[Data excerpts]
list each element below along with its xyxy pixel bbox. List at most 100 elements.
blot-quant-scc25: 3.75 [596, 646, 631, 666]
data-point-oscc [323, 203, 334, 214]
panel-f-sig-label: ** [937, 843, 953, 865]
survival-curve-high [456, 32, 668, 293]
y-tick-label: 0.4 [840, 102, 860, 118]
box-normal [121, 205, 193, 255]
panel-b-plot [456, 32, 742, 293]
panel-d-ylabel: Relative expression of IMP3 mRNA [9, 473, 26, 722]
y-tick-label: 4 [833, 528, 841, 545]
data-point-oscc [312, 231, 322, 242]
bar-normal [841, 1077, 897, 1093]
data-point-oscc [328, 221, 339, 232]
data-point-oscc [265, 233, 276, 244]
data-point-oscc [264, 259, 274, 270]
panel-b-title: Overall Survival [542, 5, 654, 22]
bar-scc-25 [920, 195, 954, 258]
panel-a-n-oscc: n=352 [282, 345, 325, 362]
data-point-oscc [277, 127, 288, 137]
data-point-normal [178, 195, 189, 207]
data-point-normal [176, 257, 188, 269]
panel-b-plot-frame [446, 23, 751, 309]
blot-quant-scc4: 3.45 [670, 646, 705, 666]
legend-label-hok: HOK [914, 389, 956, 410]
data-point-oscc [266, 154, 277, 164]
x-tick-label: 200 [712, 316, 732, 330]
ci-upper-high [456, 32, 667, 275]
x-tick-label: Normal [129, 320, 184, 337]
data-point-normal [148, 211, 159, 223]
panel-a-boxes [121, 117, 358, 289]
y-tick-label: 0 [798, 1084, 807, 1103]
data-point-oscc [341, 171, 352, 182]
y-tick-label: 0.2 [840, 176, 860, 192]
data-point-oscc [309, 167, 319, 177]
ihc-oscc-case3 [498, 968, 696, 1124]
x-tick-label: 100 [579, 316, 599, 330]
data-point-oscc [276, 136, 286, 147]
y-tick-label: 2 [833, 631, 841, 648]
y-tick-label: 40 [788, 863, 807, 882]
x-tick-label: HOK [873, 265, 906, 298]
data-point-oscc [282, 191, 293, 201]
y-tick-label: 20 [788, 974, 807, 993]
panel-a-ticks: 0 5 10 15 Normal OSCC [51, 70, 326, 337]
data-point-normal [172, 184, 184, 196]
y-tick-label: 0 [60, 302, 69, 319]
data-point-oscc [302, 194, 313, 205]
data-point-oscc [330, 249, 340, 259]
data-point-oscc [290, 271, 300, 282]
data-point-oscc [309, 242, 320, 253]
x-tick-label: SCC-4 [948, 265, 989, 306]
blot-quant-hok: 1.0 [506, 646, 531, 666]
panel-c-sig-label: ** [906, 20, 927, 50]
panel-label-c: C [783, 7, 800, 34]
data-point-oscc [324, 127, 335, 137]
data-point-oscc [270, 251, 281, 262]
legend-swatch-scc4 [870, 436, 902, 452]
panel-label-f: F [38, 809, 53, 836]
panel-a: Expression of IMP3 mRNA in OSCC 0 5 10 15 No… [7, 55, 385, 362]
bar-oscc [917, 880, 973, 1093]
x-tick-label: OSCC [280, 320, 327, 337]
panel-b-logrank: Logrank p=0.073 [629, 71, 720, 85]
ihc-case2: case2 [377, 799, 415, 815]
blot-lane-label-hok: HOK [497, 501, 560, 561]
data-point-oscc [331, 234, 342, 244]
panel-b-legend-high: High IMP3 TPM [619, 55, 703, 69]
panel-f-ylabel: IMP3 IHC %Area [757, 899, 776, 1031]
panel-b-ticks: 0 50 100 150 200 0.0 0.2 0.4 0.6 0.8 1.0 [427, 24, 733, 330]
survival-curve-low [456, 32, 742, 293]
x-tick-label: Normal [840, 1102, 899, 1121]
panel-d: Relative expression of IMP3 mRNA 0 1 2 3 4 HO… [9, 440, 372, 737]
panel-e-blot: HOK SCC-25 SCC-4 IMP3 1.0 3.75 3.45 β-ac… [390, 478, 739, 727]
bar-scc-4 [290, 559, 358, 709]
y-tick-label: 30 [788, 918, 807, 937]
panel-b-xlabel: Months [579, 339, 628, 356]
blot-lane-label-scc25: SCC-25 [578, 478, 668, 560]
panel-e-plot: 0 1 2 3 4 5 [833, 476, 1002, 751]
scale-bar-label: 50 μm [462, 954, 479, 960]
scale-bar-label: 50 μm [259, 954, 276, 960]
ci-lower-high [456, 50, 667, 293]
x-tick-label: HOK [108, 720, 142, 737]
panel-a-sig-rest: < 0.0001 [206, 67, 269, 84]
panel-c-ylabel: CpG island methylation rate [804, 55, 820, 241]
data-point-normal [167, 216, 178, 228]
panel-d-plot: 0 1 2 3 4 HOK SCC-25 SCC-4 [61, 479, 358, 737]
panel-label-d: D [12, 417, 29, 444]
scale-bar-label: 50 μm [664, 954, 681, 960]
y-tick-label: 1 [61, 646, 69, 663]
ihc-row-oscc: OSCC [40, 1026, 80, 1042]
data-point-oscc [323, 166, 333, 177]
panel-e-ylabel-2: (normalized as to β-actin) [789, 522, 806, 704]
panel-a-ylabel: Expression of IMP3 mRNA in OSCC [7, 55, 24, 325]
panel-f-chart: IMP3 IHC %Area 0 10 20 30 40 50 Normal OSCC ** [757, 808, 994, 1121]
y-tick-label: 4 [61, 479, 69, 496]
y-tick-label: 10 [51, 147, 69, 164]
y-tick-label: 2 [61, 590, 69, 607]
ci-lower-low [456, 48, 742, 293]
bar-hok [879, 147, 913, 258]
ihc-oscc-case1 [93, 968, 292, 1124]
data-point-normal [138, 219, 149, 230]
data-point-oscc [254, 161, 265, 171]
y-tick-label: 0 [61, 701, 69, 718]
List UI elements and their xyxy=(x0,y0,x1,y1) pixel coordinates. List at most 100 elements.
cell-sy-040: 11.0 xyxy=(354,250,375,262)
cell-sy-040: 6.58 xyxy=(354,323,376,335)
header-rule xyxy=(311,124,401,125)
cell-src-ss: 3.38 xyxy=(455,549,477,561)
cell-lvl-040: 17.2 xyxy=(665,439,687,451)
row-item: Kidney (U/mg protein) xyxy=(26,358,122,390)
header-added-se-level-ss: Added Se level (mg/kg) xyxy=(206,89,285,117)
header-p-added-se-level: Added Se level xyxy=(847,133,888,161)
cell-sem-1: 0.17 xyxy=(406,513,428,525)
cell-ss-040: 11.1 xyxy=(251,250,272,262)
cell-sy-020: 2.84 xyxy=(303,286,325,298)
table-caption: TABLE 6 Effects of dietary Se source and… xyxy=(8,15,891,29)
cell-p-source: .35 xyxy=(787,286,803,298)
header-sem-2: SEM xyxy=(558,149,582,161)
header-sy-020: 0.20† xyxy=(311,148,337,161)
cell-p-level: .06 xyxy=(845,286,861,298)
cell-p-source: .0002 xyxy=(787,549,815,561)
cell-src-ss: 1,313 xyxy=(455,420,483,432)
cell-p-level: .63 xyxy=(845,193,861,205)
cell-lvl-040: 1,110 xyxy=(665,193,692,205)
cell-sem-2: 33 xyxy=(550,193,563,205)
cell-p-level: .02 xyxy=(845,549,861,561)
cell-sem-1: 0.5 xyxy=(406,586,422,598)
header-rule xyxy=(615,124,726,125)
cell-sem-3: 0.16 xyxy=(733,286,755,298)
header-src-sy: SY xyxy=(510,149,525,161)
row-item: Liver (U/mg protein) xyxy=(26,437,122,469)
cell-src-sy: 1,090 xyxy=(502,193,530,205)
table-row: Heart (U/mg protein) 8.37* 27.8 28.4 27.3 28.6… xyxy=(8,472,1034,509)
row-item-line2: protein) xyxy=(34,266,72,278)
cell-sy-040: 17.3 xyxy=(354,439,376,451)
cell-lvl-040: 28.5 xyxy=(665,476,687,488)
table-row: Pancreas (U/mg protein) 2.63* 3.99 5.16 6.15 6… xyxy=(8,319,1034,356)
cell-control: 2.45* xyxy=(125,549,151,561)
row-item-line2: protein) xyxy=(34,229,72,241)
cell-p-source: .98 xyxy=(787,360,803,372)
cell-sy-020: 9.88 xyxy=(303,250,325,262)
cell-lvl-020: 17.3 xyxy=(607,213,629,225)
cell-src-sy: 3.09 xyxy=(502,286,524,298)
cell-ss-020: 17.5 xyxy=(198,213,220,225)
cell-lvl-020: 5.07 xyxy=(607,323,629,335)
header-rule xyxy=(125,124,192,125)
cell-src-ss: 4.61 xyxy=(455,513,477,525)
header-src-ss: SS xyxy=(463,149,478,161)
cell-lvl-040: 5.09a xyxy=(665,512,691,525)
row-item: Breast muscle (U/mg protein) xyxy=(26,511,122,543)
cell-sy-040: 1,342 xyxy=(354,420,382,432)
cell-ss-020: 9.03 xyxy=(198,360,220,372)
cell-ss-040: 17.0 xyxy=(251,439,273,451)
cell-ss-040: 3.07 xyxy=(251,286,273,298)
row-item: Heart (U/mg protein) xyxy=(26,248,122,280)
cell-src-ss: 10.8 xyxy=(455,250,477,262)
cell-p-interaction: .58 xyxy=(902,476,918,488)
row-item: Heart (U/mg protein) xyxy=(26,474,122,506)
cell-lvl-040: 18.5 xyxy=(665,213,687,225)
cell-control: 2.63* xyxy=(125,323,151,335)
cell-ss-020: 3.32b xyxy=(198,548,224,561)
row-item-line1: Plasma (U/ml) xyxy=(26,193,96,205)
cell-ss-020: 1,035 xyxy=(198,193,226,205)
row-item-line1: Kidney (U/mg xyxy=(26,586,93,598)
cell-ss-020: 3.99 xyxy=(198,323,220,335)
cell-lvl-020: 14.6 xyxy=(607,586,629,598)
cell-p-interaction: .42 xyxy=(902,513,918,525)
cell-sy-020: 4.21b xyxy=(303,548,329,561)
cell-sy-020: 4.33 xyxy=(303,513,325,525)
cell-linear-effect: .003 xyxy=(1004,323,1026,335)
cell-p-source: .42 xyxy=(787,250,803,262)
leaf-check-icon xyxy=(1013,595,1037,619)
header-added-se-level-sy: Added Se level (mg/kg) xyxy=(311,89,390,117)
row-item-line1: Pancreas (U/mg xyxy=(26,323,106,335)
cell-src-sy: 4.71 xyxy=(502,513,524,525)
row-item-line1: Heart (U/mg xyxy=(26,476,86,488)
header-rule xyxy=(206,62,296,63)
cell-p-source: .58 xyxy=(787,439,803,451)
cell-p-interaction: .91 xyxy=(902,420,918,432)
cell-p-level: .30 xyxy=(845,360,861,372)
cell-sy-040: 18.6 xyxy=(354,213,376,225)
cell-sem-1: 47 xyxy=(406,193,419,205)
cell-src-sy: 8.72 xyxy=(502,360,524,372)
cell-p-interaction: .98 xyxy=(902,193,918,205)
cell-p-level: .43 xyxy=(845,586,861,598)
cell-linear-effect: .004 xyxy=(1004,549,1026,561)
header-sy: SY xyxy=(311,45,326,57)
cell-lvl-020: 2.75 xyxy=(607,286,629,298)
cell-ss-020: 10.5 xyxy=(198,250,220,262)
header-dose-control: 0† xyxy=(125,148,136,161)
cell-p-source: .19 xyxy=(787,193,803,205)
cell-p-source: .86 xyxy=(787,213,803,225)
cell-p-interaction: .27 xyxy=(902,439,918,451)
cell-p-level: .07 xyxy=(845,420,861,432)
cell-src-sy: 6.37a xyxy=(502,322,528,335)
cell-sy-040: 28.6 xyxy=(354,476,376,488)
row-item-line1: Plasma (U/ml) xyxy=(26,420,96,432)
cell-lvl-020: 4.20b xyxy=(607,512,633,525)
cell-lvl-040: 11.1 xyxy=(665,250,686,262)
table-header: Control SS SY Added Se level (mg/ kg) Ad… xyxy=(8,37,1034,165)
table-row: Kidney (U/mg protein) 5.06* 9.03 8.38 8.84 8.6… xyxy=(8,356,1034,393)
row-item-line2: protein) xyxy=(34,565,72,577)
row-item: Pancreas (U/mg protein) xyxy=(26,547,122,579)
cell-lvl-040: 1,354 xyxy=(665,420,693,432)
[/Data excerpts]
Above are the records; copy every line in them that holds the word "most".

Reply
list each element below along with its xyxy pixel bbox. List at most 100 elements.
List UI elements and their xyxy=(x0,y0,x1,y1) pixel coordinates. List at most 100 elements.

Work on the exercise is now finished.